== Stored records

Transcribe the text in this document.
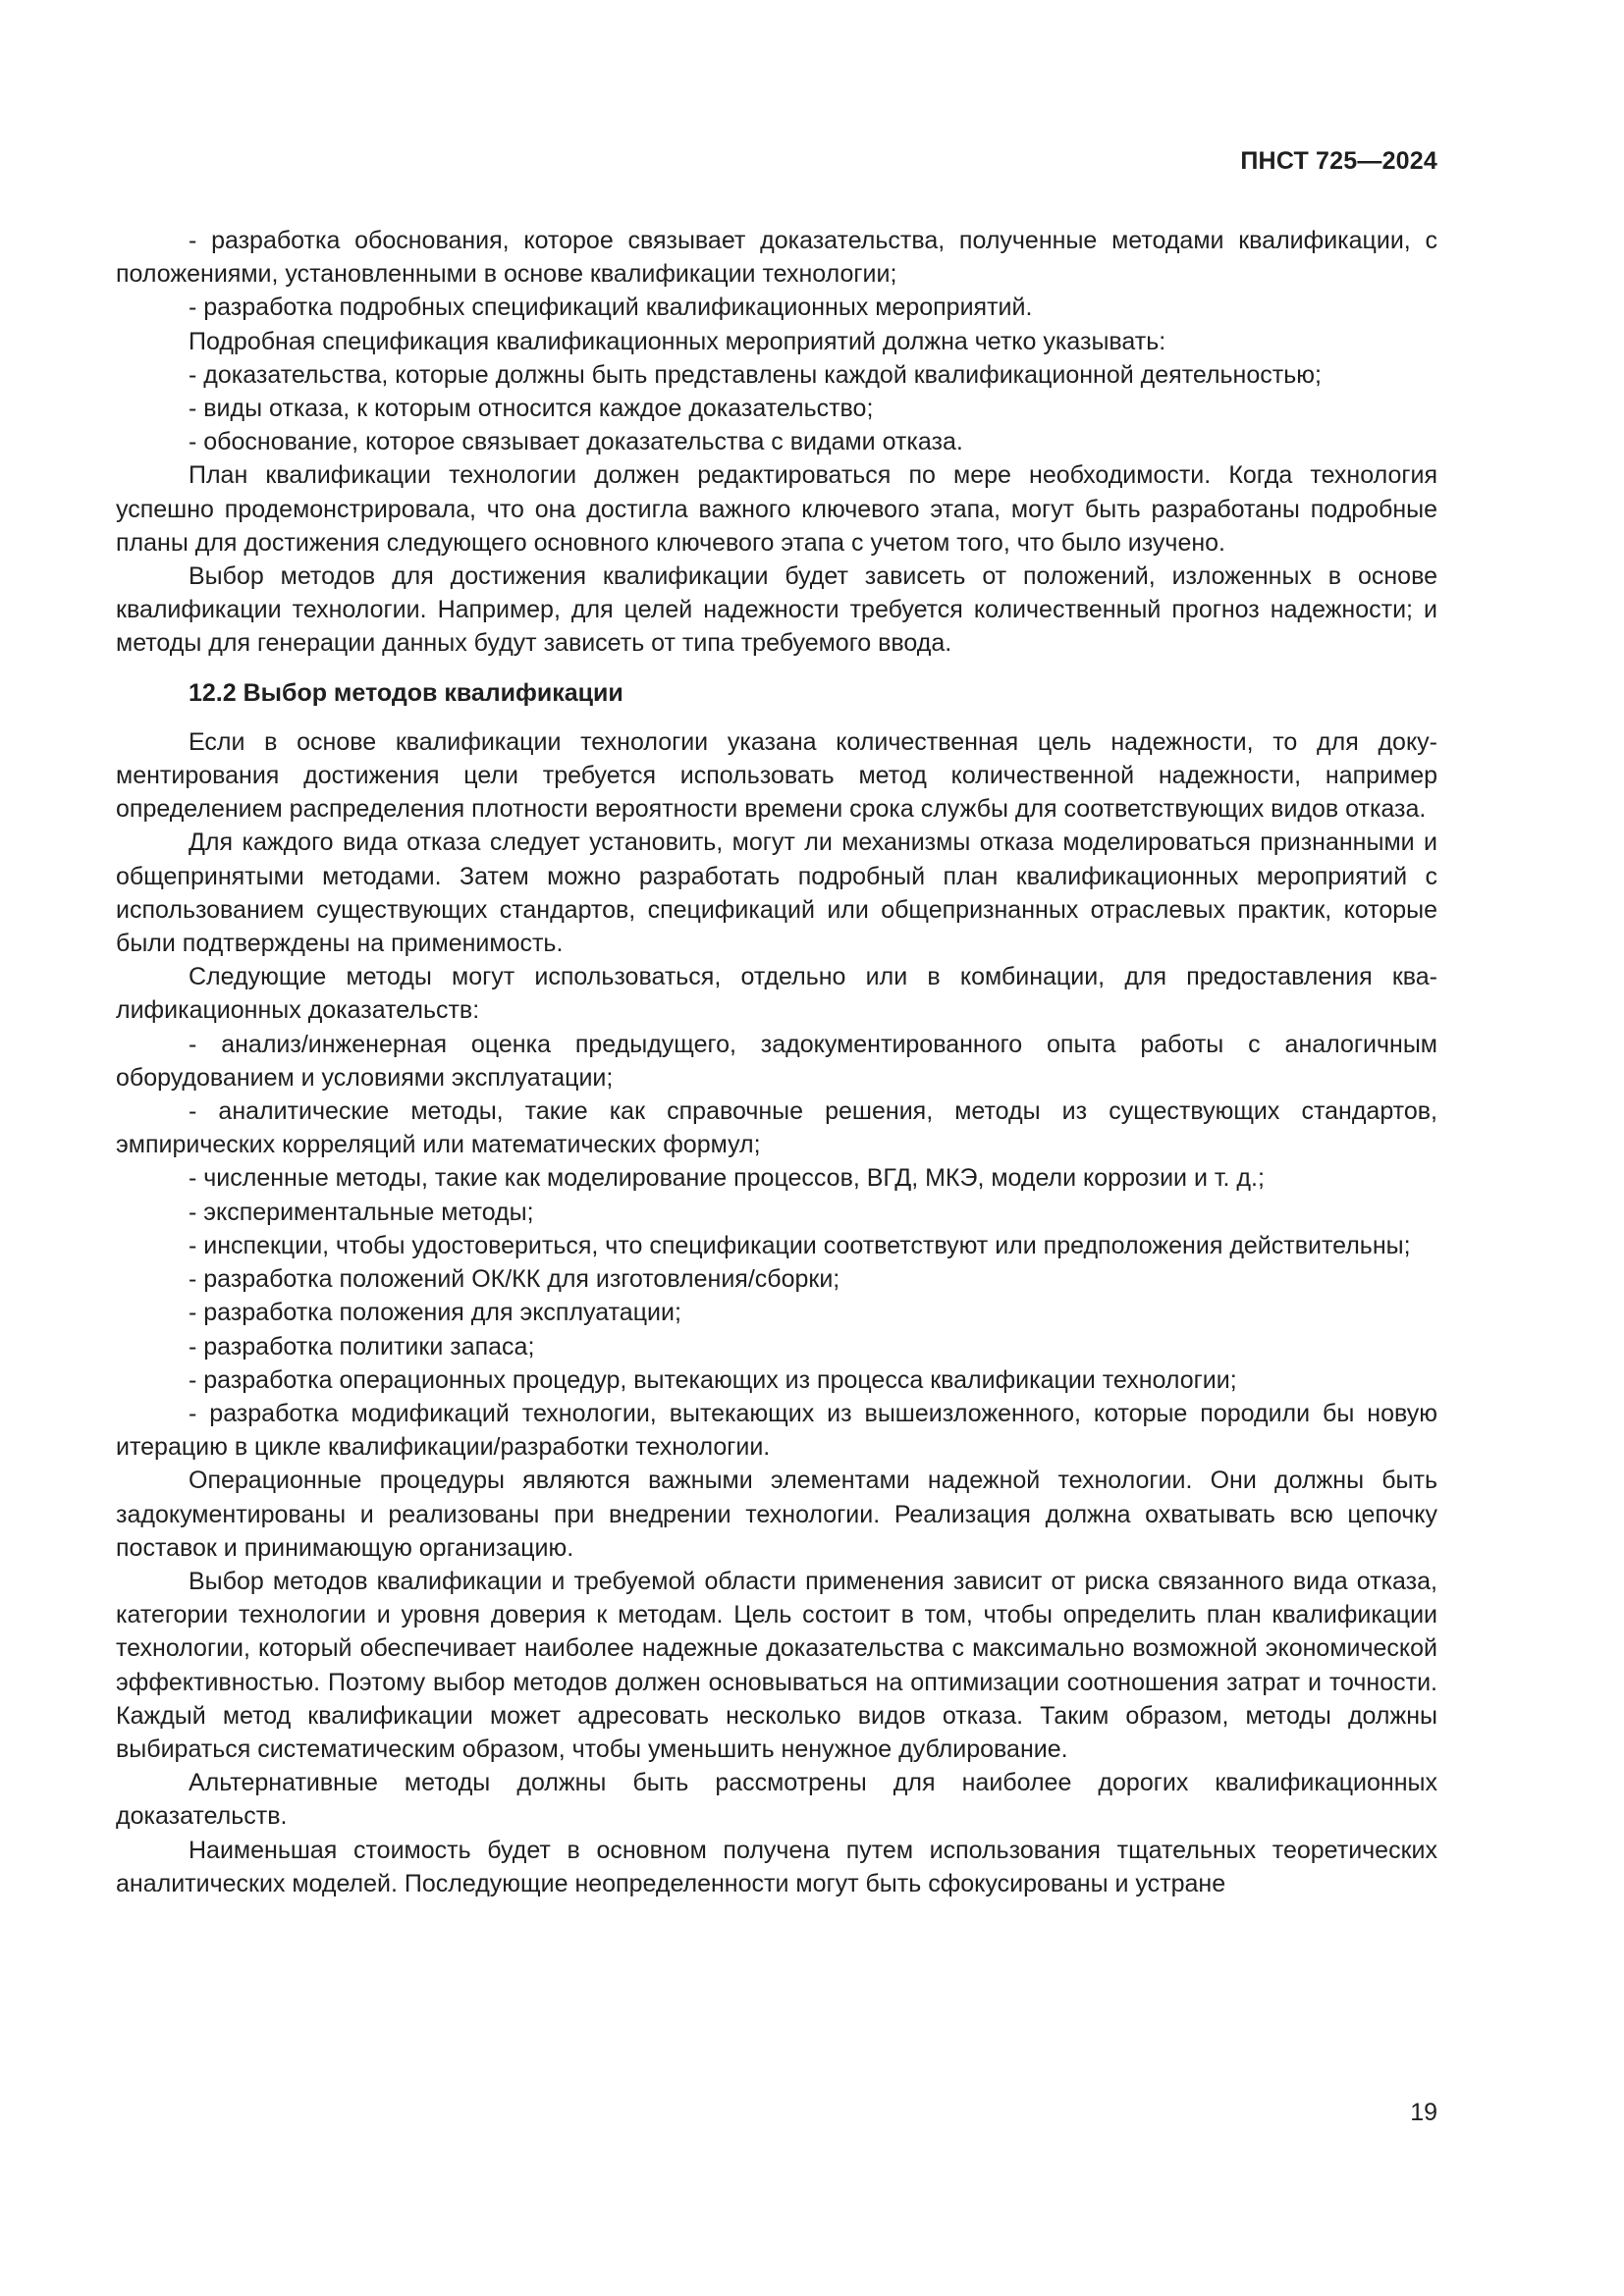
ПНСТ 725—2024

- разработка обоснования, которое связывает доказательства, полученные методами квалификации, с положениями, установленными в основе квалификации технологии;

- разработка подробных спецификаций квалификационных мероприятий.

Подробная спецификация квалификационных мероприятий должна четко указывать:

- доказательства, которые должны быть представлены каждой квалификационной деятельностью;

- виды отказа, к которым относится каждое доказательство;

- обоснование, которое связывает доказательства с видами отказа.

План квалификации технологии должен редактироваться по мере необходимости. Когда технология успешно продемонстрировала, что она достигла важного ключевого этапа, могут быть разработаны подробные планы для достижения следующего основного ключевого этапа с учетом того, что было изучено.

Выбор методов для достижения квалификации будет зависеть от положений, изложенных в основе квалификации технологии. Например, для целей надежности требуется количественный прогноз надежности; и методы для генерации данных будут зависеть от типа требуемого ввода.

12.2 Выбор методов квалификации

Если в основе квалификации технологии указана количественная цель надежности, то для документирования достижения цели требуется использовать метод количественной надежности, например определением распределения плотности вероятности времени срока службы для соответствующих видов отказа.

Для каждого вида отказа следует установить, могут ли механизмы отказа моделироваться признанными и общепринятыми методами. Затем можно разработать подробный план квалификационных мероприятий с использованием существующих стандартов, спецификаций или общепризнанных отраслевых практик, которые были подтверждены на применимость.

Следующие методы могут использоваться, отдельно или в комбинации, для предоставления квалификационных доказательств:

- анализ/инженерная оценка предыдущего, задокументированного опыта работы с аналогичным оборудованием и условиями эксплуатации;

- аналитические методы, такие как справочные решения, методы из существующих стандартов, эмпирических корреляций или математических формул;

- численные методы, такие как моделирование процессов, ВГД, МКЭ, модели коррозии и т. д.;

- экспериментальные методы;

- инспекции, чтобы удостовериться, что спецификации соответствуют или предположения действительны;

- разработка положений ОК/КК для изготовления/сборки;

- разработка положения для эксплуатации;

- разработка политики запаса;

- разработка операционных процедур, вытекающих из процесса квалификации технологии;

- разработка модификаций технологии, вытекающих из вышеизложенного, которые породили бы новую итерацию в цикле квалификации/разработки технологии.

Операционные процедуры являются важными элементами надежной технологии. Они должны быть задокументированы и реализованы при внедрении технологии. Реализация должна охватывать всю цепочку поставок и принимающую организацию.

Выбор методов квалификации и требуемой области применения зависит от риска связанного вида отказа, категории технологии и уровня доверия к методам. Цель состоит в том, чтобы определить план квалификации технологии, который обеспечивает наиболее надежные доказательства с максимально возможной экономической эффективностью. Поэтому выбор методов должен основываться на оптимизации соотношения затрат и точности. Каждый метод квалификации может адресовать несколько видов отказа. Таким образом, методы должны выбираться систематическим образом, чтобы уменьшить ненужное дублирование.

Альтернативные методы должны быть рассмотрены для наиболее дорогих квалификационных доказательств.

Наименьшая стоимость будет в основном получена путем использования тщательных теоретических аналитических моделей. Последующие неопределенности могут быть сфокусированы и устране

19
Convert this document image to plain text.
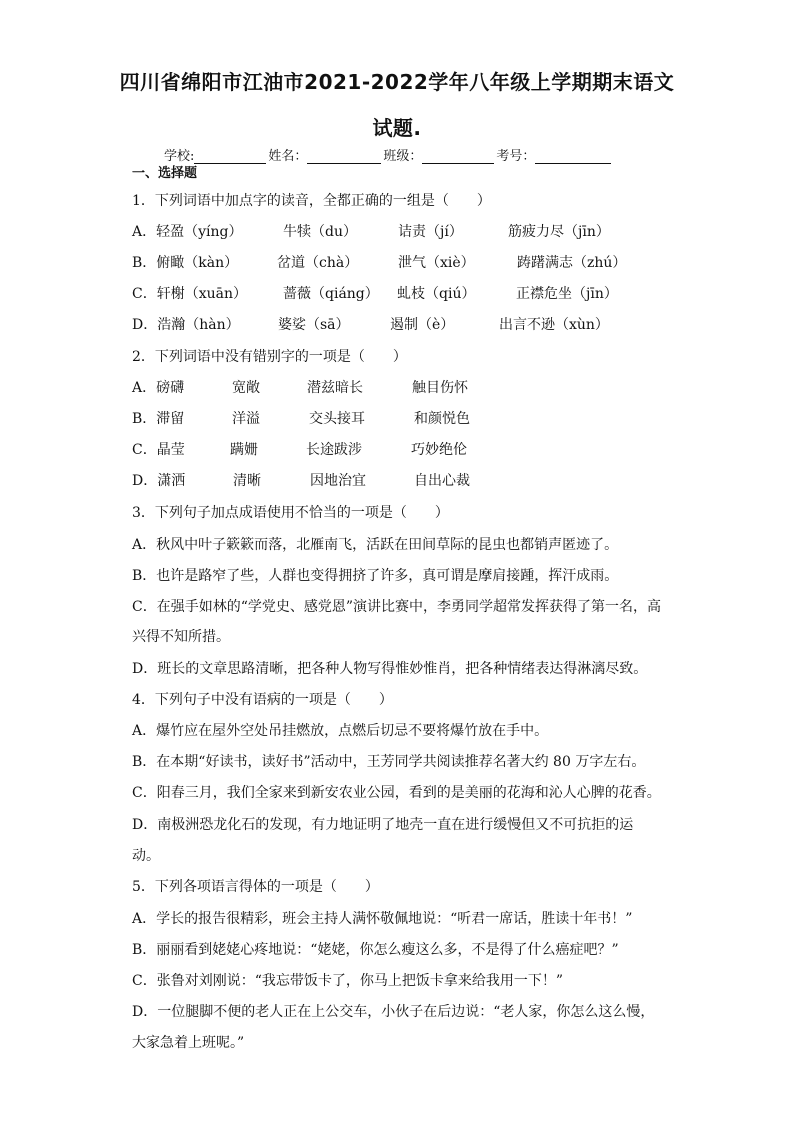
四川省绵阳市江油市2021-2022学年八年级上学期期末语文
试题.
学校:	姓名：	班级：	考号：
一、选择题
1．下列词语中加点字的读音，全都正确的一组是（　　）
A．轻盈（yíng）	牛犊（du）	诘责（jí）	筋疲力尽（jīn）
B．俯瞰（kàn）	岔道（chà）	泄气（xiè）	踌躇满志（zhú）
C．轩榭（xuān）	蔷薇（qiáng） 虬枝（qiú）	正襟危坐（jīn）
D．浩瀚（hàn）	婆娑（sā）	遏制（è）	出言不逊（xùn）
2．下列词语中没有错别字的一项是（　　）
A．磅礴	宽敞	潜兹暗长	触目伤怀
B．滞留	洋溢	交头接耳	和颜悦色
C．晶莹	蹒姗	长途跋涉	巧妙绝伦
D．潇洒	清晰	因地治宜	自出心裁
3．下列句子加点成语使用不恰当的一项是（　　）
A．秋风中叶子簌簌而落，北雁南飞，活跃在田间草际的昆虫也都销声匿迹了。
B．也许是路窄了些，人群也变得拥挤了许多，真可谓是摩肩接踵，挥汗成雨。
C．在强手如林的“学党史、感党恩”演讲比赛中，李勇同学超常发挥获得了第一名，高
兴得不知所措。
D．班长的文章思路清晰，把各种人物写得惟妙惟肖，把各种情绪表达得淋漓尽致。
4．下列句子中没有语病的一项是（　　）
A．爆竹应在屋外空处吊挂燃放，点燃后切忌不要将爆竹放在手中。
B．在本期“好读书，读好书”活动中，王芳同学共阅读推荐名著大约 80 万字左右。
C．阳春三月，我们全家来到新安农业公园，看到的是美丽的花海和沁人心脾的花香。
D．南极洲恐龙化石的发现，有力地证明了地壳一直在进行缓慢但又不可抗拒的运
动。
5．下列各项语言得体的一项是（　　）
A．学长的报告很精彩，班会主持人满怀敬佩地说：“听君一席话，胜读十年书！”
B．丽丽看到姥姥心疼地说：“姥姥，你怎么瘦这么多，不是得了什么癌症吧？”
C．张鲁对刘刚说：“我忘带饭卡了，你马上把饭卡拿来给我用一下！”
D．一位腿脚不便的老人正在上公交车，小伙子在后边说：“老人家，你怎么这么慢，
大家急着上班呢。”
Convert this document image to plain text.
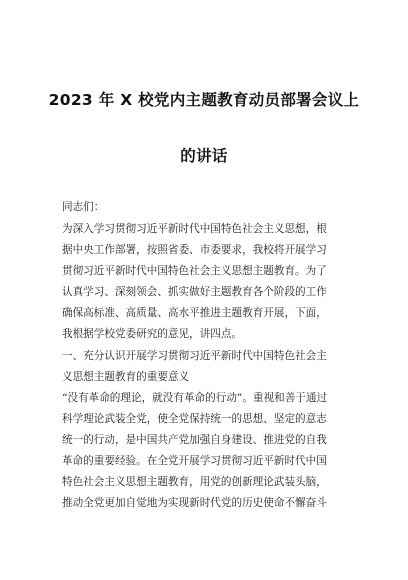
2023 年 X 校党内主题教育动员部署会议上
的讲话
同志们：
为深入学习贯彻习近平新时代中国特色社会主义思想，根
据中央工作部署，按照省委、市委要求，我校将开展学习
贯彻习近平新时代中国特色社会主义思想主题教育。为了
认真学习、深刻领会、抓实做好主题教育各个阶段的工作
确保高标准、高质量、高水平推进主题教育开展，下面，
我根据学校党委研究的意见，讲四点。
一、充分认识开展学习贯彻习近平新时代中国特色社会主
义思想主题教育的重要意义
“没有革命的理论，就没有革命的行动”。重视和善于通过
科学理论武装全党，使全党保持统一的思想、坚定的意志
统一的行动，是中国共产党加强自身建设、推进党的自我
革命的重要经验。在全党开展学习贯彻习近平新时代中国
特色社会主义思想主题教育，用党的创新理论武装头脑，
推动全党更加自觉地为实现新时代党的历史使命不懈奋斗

====

:: Your task ::
Above are the records; reproduce them exactly and leave out the pictures.

:: Written answer ::
Transcribe the text in this document.
ПНСТ 725—2024

- разработка обоснования, которое связывает доказательства, полученные методами квалификации, с положениями, установленными в основе квалификации технологии;

- разработка подробных спецификаций квалификационных мероприятий.

Подробная спецификация квалификационных мероприятий должна четко указывать:

- доказательства, которые должны быть представлены каждой квалификационной деятельностью;

- виды отказа, к которым относится каждое доказательство;

- обоснование, которое связывает доказательства с видами отказа.

План квалификации технологии должен редактироваться по мере необходимости. Когда технология успешно продемонстрировала, что она достигла важного ключевого этапа, могут быть разработаны подробные планы для достижения следующего основного ключевого этапа с учетом того, что было изучено.

Выбор методов для достижения квалификации будет зависеть от положений, изложенных в основе квалификации технологии. Например, для целей надежности требуется количественный прогноз надежности; и методы для генерации данных будут зависеть от типа требуемого ввода.

12.2 Выбор методов квалификации

Если в основе квалификации технологии указана количественная цель надежности, то для документирования достижения цели требуется использовать метод количественной надежности, например определением распределения плотности вероятности времени срока службы для соответствующих видов отказа.

Для каждого вида отказа следует установить, могут ли механизмы отказа моделироваться признанными и общепринятыми методами. Затем можно разработать подробный план квалификационных мероприятий с использованием существующих стандартов, спецификаций или общепризнанных отраслевых практик, которые были подтверждены на применимость.

Следующие методы могут использоваться, отдельно или в комбинации, для предоставления квалификационных доказательств:

- анализ/инженерная оценка предыдущего, задокументированного опыта работы с аналогичным оборудованием и условиями эксплуатации;

- аналитические методы, такие как справочные решения, методы из существующих стандартов, эмпирических корреляций или математических формул;

- численные методы, такие как моделирование процессов, ВГД, МКЭ, модели коррозии и т. д.;

- экспериментальные методы;

- инспекции, чтобы удостовериться, что спецификации соответствуют или предположения действительны;

- разработка положений ОК/КК для изготовления/сборки;

- разработка положения для эксплуатации;

- разработка политики запаса;

- разработка операционных процедур, вытекающих из процесса квалификации технологии;

- разработка модификаций технологии, вытекающих из вышеизложенного, которые породили бы новую итерацию в цикле квалификации/разработки технологии.

Операционные процедуры являются важными элементами надежной технологии. Они должны быть задокументированы и реализованы при внедрении технологии. Реализация должна охватывать всю цепочку поставок и принимающую организацию.

Выбор методов квалификации и требуемой области применения зависит от риска связанного вида отказа, категории технологии и уровня доверия к методам. Цель состоит в том, чтобы определить план квалификации технологии, который обеспечивает наиболее надежные доказательства с максимально возможной экономической эффективностью. Поэтому выбор методов должен основываться на оптимизации соотношения затрат и точности. Каждый метод квалификации может адресовать несколько видов отказа. Таким образом, методы должны выбираться систематическим образом, чтобы уменьшить ненужное дублирование.

Альтернативные методы должны быть рассмотрены для наиболее дорогих квалификационных доказательств.

Наименьшая стоимость будет в основном получена путем использования тщательных теоретических аналитических моделей. Последующие неопределенности могут быть сфокусированы и устране

19
Convert this document image to plain text.
四川省绵阳市江油市2021-2022学年八年级上学期期末语文
试题.
学校:	姓名：	班级：	考号：
一、选择题
1．下列词语中加点字的读音，全都正确的一组是（　　）
A．轻盈（yíng）	牛犊（du）	诘责（jí）	筋疲力尽（jīn）
B．俯瞰（kàn）	岔道（chà）	泄气（xiè）	踌躇满志（zhú）
C．轩榭（xuān）	蔷薇（qiáng） 虬枝（qiú）	正襟危坐（jīn）
D．浩瀚（hàn）	婆娑（sā）	遏制（è）	出言不逊（xùn）
2．下列词语中没有错别字的一项是（　　）
A．磅礴	宽敞	潜兹暗长	触目伤怀
B．滞留	洋溢	交头接耳	和颜悦色
C．晶莹	蹒姗	长途跋涉	巧妙绝伦
D．潇洒	清晰	因地治宜	自出心裁
3．下列句子加点成语使用不恰当的一项是（　　）
A．秋风中叶子簌簌而落，北雁南飞，活跃在田间草际的昆虫也都销声匿迹了。
B．也许是路窄了些，人群也变得拥挤了许多，真可谓是摩肩接踵，挥汗成雨。
C．在强手如林的“学党史、感党恩”演讲比赛中，李勇同学超常发挥获得了第一名，高
兴得不知所措。
D．班长的文章思路清晰，把各种人物写得惟妙惟肖，把各种情绪表达得淋漓尽致。
4．下列句子中没有语病的一项是（　　）
A．爆竹应在屋外空处吊挂燃放，点燃后切忌不要将爆竹放在手中。
B．在本期“好读书，读好书”活动中，王芳同学共阅读推荐名著大约 80 万字左右。
C．阳春三月，我们全家来到新安农业公园，看到的是美丽的花海和沁人心脾的花香。
D．南极洲恐龙化石的发现，有力地证明了地壳一直在进行缓慢但又不可抗拒的运
动。
5．下列各项语言得体的一项是（　　）
A．学长的报告很精彩，班会主持人满怀敬佩地说：“听君一席话，胜读十年书！”
B．丽丽看到姥姥心疼地说：“姥姥，你怎么瘦这么多，不是得了什么癌症吧？”
C．张鲁对刘刚说：“我忘带饭卡了，你马上把饭卡拿来给我用一下！”
D．一位腿脚不便的老人正在上公交车，小伙子在后边说：“老人家，你怎么这么慢，
大家急着上班呢。”
Convert this document image to plain text.
2023 年 X 校党内主题教育动员部署会议上
的讲话
同志们：
为深入学习贯彻习近平新时代中国特色社会主义思想，根
据中央工作部署，按照省委、市委要求，我校将开展学习
贯彻习近平新时代中国特色社会主义思想主题教育。为了
认真学习、深刻领会、抓实做好主题教育各个阶段的工作
确保高标准、高质量、高水平推进主题教育开展，下面，
我根据学校党委研究的意见，讲四点。
一、充分认识开展学习贯彻习近平新时代中国特色社会主
义思想主题教育的重要意义
“没有革命的理论，就没有革命的行动”。重视和善于通过
科学理论武装全党，使全党保持统一的思想、坚定的意志
统一的行动，是中国共产党加强自身建设、推进党的自我
革命的重要经验。在全党开展学习贯彻习近平新时代中国
特色社会主义思想主题教育，用党的创新理论武装头脑，
推动全党更加自觉地为实现新时代党的历史使命不懈奋斗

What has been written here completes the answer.